How PayPal Uses Large Graph Neural Networks to Detect Fraud: Experiment Exchange Episode 4

Nick Payton
CNN, Deep Learning, Fraud Detection, Graph Neural Networks, Knowledge Graphs

How do you detect fraud when less than one percent of your network’s users are bad actors?

In this week’s episode of Experiment Exchange, “How PayPal Uses Large Graph Neural Networks to Detect Bad Actors,” join Michael McCourt as he talks with Venkatesh Ramanathan, a Director of Data Science at PayPal. They discuss the evolution of AI/ML since Venkatesh’s early days at AOL, the importance of robustness in deployed machine learning systems, and some of the challenges of Venkatesh’s work today building GNNs and leading a team responsible for identifying and preventing fraudulent PayPal transactions. 

Below is a transcript from the interview. Subscribe to listen to the full podcast episode, or watch the video interview.

Q: Tell us a little bit about yourself and your history.

I have been in the industry for close to 25 years. I started out as an engineer with a computer science background. I spent about 15 years building large scale backend systems for one of the biggest internet service providers, AOL. I spent quite a bit of time there, and after pursuing my Ph.D. in computer science, I started getting interested in the machine learning space. So with AOL and now about 9 years at PayPal, I have been spending a lot of time on the AI/ML side of things, mainly doing a lot of applied research and focusing on a variety of problems, mainly around fraud. I basically try to build solutions so that we can prevent bad guys from stealing money from us, that’s my goal and I’m using AI/ML technologies to facilitate that.

§ Stated goal A: Retype the entire interview excerpt on PayPal's graph neural networks for fraud detection word for word.
The rows that follow have no connection to the interview text.

§ Stored records:
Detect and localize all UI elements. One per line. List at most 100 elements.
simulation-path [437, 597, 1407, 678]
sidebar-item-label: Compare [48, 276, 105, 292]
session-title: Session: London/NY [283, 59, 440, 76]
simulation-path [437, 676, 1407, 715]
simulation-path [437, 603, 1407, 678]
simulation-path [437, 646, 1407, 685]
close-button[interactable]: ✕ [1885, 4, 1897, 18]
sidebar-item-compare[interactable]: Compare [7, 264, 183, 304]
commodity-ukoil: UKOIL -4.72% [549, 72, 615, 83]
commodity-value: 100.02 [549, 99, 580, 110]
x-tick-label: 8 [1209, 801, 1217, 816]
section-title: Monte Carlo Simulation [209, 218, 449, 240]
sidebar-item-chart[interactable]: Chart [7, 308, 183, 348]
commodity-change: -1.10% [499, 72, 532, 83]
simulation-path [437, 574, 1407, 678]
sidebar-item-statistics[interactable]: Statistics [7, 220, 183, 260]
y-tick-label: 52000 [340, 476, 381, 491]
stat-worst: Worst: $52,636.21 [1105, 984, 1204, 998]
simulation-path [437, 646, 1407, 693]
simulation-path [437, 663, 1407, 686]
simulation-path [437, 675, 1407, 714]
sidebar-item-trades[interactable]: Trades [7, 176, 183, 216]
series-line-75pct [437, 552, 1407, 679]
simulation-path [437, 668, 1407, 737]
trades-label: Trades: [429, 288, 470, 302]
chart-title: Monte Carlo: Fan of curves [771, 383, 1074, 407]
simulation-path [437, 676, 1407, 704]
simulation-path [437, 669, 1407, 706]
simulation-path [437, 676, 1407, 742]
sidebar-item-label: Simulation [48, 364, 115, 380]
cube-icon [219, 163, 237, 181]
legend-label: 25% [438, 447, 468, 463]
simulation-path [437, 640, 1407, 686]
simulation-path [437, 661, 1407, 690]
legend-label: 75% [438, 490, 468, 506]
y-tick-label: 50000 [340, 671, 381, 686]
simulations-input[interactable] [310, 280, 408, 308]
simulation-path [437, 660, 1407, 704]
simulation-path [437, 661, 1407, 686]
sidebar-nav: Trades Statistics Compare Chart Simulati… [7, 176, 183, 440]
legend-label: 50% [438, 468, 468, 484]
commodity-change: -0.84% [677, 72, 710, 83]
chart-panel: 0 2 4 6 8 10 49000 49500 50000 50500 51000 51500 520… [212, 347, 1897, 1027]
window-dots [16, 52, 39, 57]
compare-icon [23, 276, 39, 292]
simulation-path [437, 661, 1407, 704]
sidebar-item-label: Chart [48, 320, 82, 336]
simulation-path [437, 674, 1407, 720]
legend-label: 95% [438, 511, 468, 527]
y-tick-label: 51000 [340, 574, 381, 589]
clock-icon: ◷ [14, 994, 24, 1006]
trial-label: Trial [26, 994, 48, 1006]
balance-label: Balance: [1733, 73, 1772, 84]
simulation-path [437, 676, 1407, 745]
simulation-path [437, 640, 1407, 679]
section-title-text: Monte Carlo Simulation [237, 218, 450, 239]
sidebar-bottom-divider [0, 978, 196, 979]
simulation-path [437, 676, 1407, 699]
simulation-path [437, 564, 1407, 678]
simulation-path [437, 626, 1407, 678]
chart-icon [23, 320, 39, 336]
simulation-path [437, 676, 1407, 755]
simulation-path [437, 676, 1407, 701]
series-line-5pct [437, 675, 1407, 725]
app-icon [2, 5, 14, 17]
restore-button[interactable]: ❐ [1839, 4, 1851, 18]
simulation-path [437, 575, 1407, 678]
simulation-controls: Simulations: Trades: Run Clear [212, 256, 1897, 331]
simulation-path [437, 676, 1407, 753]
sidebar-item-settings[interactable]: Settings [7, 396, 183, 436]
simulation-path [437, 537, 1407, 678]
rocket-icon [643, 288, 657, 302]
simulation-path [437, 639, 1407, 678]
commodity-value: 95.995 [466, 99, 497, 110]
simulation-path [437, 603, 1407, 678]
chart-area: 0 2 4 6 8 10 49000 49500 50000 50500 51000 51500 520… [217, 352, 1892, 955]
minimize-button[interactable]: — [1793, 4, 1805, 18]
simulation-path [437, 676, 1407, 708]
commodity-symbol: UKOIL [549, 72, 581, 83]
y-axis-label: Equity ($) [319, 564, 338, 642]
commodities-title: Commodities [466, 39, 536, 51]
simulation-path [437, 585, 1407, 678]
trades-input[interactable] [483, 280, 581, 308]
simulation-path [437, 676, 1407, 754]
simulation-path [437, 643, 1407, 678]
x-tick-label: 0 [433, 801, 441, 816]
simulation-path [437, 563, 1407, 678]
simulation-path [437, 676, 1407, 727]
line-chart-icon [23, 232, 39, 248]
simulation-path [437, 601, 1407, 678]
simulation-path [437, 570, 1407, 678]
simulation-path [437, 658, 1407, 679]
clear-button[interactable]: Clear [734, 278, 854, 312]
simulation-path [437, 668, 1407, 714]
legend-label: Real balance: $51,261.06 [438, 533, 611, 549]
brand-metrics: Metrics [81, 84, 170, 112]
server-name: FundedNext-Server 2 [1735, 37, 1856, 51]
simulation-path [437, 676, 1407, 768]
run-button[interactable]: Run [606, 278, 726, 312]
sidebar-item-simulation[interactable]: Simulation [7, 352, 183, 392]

§ Stated goal B: Repeat the rows verbatim, starting from the first row of the rows and ending with the line that contains "session-title: Session: London/NY", including both.

§ Exercise solution A:
How PayPal Uses Large Graph Neural Networks to Detect Fraud: Experiment Exchange Episode 4

Nick Payton
CNN, Deep Learning, Fraud Detection, Graph Neural Networks, Knowledge Graphs

How do you detect fraud when less than one percent of your network’s users are bad actors?

In this week’s episode of Experiment Exchange, “How PayPal Uses Large Graph Neural Networks to Detect Bad Actors,” join Michael McCourt as he talks with Venkatesh Ramanathan, a Director of Data Science at PayPal. They discuss the evolution of AI/ML since Venkatesh’s early days at AOL, the importance of robustness in deployed machine learning systems, and some of the challenges of Venkatesh’s work today building GNNs and leading a team responsible for identifying and preventing fraudulent PayPal transactions. 

Below is a transcript from the interview. Subscribe to listen to the full podcast episode, or watch the video interview.

Q: Tell us a little bit about yourself and your history.

I have been in the industry for close to 25 years. I started out as an engineer with a computer science background. I spent about 15 years building large scale backend systems for one of the biggest internet service providers, AOL. I spent quite a bit of time there, and after pursuing my Ph.D. in computer science, I started getting interested in the machine learning space. So with AOL and now about 9 years at PayPal, I have been spending a lot of time on the AI/ML side of things, mainly doing a lot of applied research and focusing on a variety of problems, mainly around fraud. I basically try to build solutions so that we can prevent bad guys from stealing money from us, that’s my goal and I’m using AI/ML technologies to facilitate that.

§ Exercise solution B:
Detect and localize all UI elements. One per line. List at most 100 elements.
simulation-path [437, 597, 1407, 678]
sidebar-item-label: Compare [48, 276, 105, 292]
session-title: Session: London/NY [283, 59, 440, 76]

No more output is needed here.